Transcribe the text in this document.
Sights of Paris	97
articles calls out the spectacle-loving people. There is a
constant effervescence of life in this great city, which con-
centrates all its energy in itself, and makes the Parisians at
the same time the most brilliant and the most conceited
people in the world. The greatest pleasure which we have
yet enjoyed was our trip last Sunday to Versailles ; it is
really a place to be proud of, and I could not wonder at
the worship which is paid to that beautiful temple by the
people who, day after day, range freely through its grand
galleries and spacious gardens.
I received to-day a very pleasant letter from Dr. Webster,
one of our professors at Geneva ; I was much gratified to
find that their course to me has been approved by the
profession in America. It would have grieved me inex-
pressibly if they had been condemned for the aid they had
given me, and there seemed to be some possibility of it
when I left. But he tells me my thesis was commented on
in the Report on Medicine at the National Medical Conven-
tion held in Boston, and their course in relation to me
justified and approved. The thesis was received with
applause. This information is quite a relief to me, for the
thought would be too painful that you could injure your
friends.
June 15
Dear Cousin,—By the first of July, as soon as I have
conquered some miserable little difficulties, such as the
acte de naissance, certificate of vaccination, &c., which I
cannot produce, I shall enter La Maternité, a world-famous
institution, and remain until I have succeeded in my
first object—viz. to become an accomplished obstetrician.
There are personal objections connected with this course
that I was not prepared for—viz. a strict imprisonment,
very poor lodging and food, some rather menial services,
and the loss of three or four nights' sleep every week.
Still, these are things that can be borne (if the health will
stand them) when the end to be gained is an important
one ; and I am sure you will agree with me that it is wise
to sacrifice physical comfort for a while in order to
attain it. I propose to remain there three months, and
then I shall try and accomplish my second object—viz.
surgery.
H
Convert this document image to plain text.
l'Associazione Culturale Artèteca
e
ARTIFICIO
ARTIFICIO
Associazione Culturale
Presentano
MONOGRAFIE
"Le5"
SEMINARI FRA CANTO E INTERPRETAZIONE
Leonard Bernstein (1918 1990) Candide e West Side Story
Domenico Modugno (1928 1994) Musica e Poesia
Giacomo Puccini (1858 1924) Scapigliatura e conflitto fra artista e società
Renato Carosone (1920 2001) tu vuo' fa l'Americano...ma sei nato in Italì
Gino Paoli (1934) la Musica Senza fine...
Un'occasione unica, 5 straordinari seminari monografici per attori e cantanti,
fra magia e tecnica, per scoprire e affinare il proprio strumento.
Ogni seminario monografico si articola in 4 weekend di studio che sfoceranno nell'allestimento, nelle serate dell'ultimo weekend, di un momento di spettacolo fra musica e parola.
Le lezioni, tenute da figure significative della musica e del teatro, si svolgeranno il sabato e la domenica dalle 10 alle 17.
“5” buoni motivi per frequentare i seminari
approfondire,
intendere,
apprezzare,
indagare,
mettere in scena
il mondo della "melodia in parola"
● ● ● ● ● ● ●
## THE REQUEST
Across the data above, how many lines include the word "world"? Give only the count.

## RESULT FOR THIS TASK
2